Text section »

What happened

Shares of high-flying e-commerce stocks including Stitch Fix (SFIX -2.28%)Sea Limited (SE -2.20%), and MercadoLibre (MELI -1.01%) were falling today on a broader sell-off in tech stocks. There was no major news out on any of these companies but they were likely falling in sympathy with Shopify (SHOP 0.23%), the e-commerce software company, which reported strong fourth-quarter earnings this morning but also warned that revenue growth would slow in 2021 as vaccines roll out, foreshadowing a slowdown across the e-commerce sector.

Also this morning, it was reported that retail sales jumped 5.3% in January from December, or 7.4% on a year-over-year basis, showing the impact of the $600 stimulus checks sent out at the end of December. While that report shows that the U.S. consumer is strong, it could also cool off demand for another large stimulus package. Similarly, bond yields are likely to rise as the economy recovers, which will cause some rotation out of high-growth stocks back into fixed income.

As of 12:43 p.m. EST, Stitch Fix was down 8.3%, Sea Limited had fallen 4.1%, and MercadoLibre shares were off 3.6%.

An investor looking at a stock chart going up and down

Image source: Getty Images.

So what

All three of these stocks have surged over the last year as the chart below shows.

SFIX Chart

SFIX data by YCharts

Tailwinds in e-commerce have lifted the trio as MercadoLibre and Sea have posted blowout revenue growth through the pandemic, and Stitch Fix has surged lately on hopes for a strong rebound as the apparel sector was initially hit hard by the crisis.

[Dataset excerpts]
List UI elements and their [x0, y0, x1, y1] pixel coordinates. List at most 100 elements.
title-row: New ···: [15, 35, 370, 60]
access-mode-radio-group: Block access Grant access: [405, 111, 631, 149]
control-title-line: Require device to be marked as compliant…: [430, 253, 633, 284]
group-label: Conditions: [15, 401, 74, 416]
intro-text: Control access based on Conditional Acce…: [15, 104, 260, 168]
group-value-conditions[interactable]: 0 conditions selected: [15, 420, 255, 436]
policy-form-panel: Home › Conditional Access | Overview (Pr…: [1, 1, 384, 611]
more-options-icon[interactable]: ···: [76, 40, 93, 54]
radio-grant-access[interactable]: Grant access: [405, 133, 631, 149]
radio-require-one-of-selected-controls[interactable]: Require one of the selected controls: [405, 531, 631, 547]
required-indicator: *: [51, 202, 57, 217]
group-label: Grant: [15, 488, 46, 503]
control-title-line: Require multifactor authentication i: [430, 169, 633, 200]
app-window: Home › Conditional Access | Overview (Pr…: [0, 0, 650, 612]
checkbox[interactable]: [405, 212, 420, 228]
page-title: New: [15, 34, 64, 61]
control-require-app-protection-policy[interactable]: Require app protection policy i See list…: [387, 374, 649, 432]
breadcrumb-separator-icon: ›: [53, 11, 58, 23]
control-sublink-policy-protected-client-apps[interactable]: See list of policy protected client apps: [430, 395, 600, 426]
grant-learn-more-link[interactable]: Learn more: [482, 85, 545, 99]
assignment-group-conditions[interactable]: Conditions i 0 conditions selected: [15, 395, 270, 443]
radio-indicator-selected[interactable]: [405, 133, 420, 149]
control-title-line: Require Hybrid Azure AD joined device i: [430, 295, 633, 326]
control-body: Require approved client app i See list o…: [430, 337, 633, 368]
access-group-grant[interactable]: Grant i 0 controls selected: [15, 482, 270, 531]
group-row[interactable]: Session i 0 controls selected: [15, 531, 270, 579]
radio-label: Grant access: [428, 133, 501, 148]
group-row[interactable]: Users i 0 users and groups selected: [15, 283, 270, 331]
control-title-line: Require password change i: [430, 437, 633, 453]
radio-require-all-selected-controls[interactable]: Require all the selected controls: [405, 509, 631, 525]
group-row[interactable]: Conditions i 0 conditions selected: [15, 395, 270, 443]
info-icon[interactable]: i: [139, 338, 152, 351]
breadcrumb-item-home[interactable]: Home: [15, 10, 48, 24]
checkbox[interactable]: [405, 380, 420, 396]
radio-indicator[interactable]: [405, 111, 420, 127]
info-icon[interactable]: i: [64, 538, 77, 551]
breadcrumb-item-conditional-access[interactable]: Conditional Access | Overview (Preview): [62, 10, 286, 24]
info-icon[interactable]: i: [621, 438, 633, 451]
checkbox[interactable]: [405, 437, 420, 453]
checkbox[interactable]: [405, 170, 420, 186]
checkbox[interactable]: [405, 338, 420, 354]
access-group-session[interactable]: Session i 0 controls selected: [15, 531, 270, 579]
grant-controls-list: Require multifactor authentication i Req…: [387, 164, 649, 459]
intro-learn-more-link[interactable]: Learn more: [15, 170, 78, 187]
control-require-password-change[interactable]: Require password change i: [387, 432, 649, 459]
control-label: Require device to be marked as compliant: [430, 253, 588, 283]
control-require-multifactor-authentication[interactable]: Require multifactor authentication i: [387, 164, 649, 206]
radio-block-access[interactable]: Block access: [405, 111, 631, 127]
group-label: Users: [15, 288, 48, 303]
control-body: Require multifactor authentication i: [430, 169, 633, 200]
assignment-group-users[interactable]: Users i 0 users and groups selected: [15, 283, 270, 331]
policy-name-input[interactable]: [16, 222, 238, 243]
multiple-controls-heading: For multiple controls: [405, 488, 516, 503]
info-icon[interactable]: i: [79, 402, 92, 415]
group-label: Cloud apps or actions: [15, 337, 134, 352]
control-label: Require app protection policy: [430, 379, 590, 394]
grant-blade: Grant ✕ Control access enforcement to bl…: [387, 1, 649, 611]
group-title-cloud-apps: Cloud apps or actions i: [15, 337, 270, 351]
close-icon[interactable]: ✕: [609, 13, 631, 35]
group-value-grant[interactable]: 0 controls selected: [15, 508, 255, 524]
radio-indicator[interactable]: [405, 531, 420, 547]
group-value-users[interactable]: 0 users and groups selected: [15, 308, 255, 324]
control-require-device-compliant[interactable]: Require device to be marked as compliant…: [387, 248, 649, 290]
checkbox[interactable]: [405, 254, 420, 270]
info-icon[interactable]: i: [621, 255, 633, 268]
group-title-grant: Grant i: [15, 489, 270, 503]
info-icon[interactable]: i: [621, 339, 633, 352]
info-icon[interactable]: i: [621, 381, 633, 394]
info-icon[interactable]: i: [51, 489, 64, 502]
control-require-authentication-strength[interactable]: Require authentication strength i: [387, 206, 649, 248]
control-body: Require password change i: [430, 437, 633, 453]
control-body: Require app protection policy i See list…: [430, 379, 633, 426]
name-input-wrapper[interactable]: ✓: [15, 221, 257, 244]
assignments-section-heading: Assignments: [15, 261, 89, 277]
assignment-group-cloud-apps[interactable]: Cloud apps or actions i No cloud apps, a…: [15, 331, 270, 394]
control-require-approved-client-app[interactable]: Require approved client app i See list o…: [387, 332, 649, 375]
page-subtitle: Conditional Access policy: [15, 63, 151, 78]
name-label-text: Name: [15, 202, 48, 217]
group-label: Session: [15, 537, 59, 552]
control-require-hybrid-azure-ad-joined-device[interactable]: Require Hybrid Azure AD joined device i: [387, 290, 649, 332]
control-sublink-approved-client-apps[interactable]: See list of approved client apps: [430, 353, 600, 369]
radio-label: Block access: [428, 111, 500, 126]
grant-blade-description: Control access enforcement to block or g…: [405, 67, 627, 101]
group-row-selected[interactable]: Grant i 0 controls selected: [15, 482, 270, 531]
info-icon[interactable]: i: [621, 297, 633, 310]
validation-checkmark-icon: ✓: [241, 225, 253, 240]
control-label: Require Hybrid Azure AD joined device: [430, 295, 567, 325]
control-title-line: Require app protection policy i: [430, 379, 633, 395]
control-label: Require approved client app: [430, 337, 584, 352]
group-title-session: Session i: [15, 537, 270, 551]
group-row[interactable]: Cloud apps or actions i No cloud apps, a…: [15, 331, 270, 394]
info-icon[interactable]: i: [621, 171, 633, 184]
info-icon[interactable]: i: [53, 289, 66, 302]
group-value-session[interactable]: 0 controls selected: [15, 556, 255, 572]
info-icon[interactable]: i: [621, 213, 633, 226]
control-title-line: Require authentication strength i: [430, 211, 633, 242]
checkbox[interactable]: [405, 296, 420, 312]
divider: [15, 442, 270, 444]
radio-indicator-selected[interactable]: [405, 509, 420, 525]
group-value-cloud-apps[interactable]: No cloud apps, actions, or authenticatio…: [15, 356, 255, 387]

Your instructions » Replace "stimulus" with "relief" throughout the stretch of the e-commerce stock article from "Also this morning, it" through "chart below shows.", and give that stretch. The entries have no connection to the text.

Exercise result »
Also this morning, it was reported that retail sales jumped 5.3% in January from December, or 7.4% on a year-over-year basis, showing the impact of the $600 relief checks sent out at the end of December. While that report shows that the U.S. consumer is strong, it could also cool off demand for another large relief package. Similarly, bond yields are likely to rise as the economy recovers, which will cause some rotation out of high-growth stocks back into fixed income.

As of 12:43 p.m. EST, Stitch Fix was down 8.3%, Sea Limited had fallen 4.1%, and MercadoLibre shares were off 3.6%.

An investor looking at a stock chart going up and down

Image source: Getty Images.

So what

All three of these stocks have surged over the last year as the chart below shows.